-- Begin --
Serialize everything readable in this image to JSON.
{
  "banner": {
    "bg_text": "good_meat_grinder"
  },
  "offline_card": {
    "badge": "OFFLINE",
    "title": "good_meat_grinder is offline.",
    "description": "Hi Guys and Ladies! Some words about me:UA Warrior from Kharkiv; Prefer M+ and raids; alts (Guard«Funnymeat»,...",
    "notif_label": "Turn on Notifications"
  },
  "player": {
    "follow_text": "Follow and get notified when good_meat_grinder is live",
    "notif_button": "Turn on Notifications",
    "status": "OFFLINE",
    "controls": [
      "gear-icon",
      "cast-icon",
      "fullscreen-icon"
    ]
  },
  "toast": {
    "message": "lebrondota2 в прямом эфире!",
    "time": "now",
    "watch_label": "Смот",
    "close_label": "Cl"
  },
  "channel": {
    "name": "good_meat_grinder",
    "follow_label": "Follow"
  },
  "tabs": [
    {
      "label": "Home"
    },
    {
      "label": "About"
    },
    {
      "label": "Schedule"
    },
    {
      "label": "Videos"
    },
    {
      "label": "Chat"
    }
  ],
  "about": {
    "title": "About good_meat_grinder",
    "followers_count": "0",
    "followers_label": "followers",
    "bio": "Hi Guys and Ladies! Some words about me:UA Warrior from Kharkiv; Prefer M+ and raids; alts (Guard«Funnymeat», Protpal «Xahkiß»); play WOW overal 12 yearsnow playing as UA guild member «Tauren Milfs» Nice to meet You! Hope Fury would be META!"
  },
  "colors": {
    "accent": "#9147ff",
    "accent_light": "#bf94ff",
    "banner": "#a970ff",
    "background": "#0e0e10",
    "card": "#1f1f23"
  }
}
-- End --
Return each line where "Ladies" shows up.

**Problem solution**
    "description": "Hi Guys and Ladies! Some words about me:UA Warrior from Kharkiv; Prefer M+ and raids; alts (Guard«Funnymeat»,...",
    "bio": "Hi Guys and Ladies! Some words about me:UA Warrior from Kharkiv; Prefer M+ and raids; alts (Guard«Funnymeat», Protpal «Xahkiß»); play WOW overal 12 yearsnow playing as UA guild member «Tauren Milfs» Nice to meet You! Hope Fury would be META!"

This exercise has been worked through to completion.